Saved entries
────

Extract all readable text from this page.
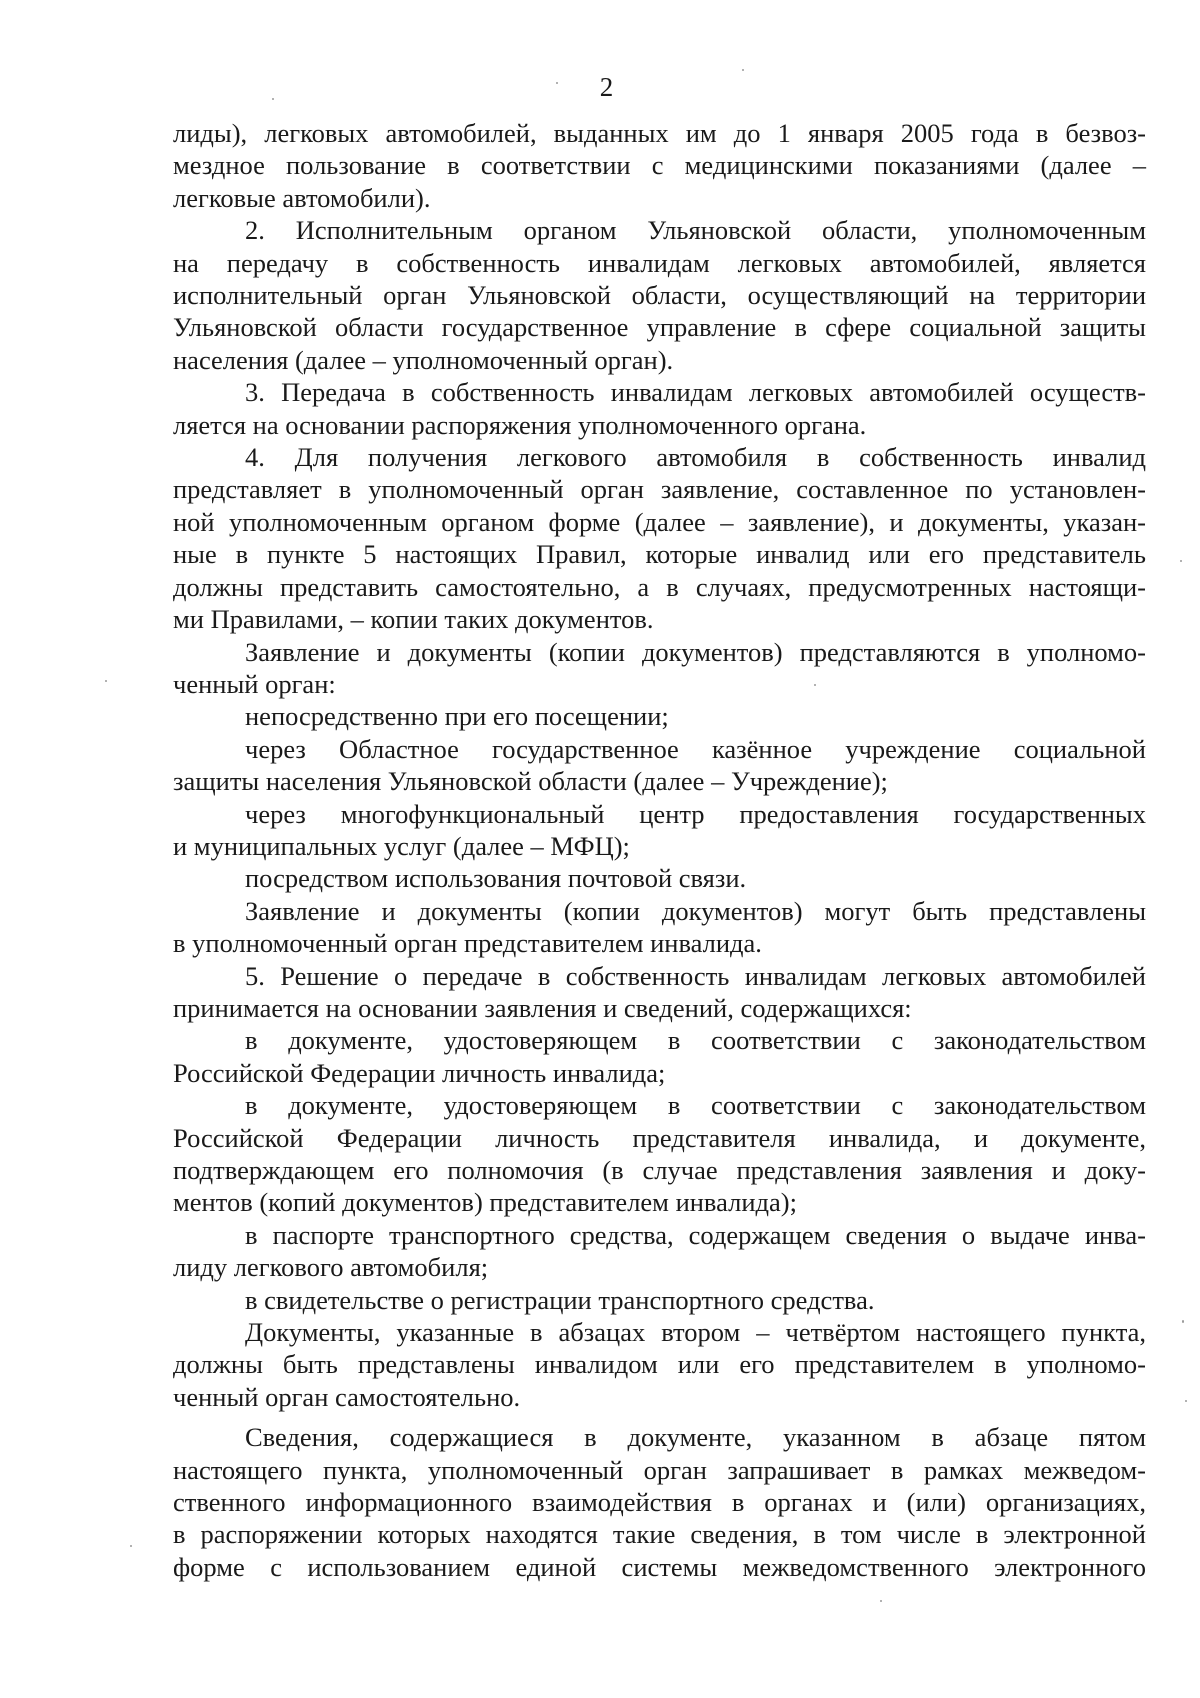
2
лиды), легковых автомобилей, выданных им до 1 января 2005 года в безвоз-
мездное пользование в соответствии с медицинскими показаниями (далее –
легковые автомобили).
2. Исполнительным органом Ульяновской области, уполномоченным
на передачу в собственность инвалидам легковых автомобилей, является
исполнительный орган Ульяновской области, осуществляющий на территории
Ульяновской области государственное управление в сфере социальной защиты
населения (далее – уполномоченный орган).
3. Передача в собственность инвалидам легковых автомобилей осуществ-
ляется на основании распоряжения уполномоченного органа.
4. Для получения легкового автомобиля в собственность инвалид
представляет в уполномоченный орган заявление, составленное по установлен-
ной уполномоченным органом форме (далее – заявление), и документы, указан-
ные в пункте 5 настоящих Правил, которые инвалид или его представитель
должны представить самостоятельно, а в случаях, предусмотренных настоящи-
ми Правилами, – копии таких документов.
Заявление и документы (копии документов) представляются в уполномо-
ченный орган:
непосредственно при его посещении;
через Областное государственное казённое учреждение социальной
защиты населения Ульяновской области (далее – Учреждение);
через многофункциональный центр предоставления государственных
и муниципальных услуг (далее – МФЦ);
посредством использования почтовой связи.
Заявление и документы (копии документов) могут быть представлены
в уполномоченный орган представителем инвалида.
5. Решение о передаче в собственность инвалидам легковых автомобилей
принимается на основании заявления и сведений, содержащихся:
в документе, удостоверяющем в соответствии с законодательством
Российской Федерации личность инвалида;
в документе, удостоверяющем в соответствии с законодательством
Российской Федерации личность представителя инвалида, и документе,
подтверждающем его полномочия (в случае представления заявления и доку-
ментов (копий документов) представителем инвалида);
в паспорте транспортного средства, содержащем сведения о выдаче инва-
лиду легкового автомобиля;
в свидетельстве о регистрации транспортного средства.
Документы, указанные в абзацах втором – четвёртом настоящего пункта,
должны быть представлены инвалидом или его представителем в уполномо-
ченный орган самостоятельно.
Сведения, содержащиеся в документе, указанном в абзаце пятом
настоящего пункта, уполномоченный орган запрашивает в рамках межведом-
ственного информационного взаимодействия в органах и (или) организациях,
в распоряжении которых находятся такие сведения, в том числе в электронной
форме с использованием единой системы межведомственного электронного
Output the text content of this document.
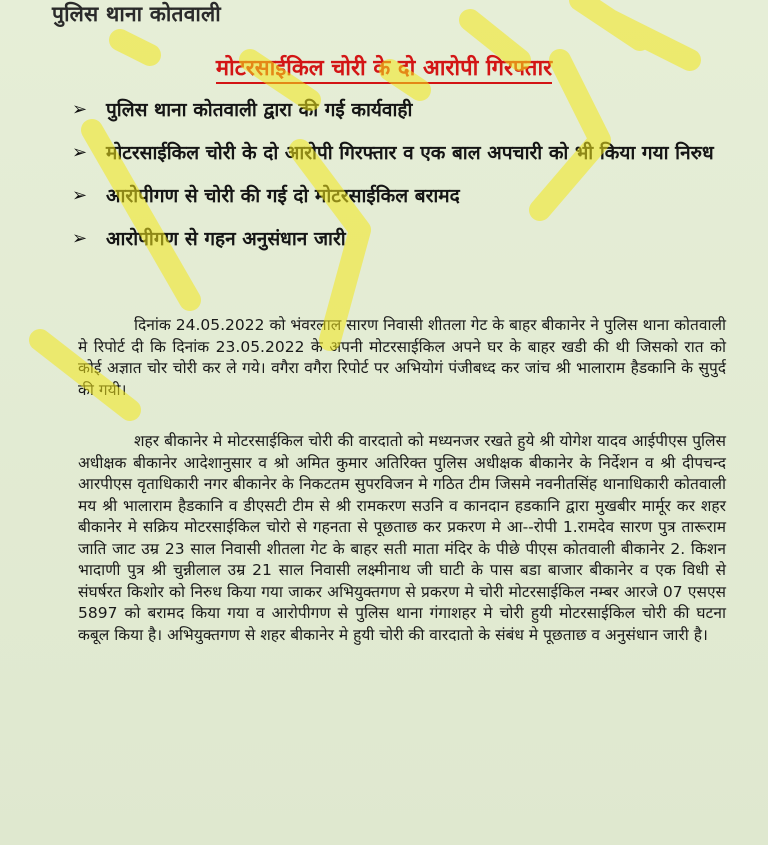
पुलिस थाना कोतवाली
मोटरसाईकिल चोरी के दो आरोपी गिरफ्तार
➢ पुलिस थाना कोतवाली द्वारा की गई कार्यवाही
➢ मोटरसाईकिल चोरी के दो आरोपी गिरफ्तार व एक बाल अपचारी को भी किया गया निरुध
➢ आरोपीगण से चोरी की गई दो मोटरसाईकिल बरामद
➢ आरोपीगण से गहन अनुसंधान जारी
दिनांक 24.05.2022 को भंवरलाल सारण निवासी शीतला गेट के बाहर बीकानेर ने पुलिस थाना कोतवाली मे रिपोर्ट दी कि दिनांक 23.05.2022 के अपनी मोटरसाईकिल अपने घर के बाहर खडी की थी जिसको रात को कोई अज्ञात चोर चोरी कर ले गये। वगैरा वगैरा रिपोर्ट पर अभियोगं पंजीबध्द कर जांच श्री भालाराम हैडकानि के सुपुर्द की गयी।
शहर बीकानेर मे मोटरसाईकिल चोरी की वारदातो को मध्यनजर रखते हुये श्री योगेश यादव आईपीएस पुलिस अधीक्षक बीकानेर आदेशानुसार व श्रो अमित कुमार अतिरिक्त पुलिस अधीक्षक बीकानेर के निर्देशन व श्री दीपचन्द आरपीएस वृताधिकारी नगर बीकानेर के निकटतम सुपरविजन मे गठित टीम जिसमे नवनीतसिंह थानाधिकारी कोतवाली मय श्री भालाराम हैडकानि व डीएसटी टीम से श्री रामकरण सउनि व कानदान हडकानि द्वारा मुखबीर मार्मूर कर शहर बीकानेर मे सक्रिय मोटरसाईकिल चोरो से गहनता से पूछताछ कर प्रकरण मे आ--रोपी 1.रामदेव सारण पुत्र तारूराम जाति जाट उम्र 23 साल निवासी शीतला गेट के बाहर सती माता मंदिर के पीछे पीएस कोतवाली बीकानेर 2. किशन भादाणी पुत्र श्री चुन्नीलाल उम्र 21 साल निवासी लक्ष्मीनाथ जी घाटी के पास बडा बाजार बीकानेर व एक विधी से संघर्षरत किशोर को निरुध किया गया जाकर अभियुक्तगण से प्रकरण मे चोरी मोटरसाईकिल नम्बर आरजे 07 एसएस 5897 को बरामद किया गया व आरोपीगण से पुलिस थाना गंगाशहर मे चोरी हुयी मोटरसाईकिल चोरी की घटना कबूल किया है। अभियुक्तगण से शहर बीकानेर मे हुयी चोरी की वारदातो के संबंध मे पूछताछ व अनुसंधान जारी है।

────

Pick out all lines containing the string "легкового".

ANSWER TO THIS PROBLEM |
4. Для получения легкового автомобиля в собственность инвалид
лиду легкового автомобиля;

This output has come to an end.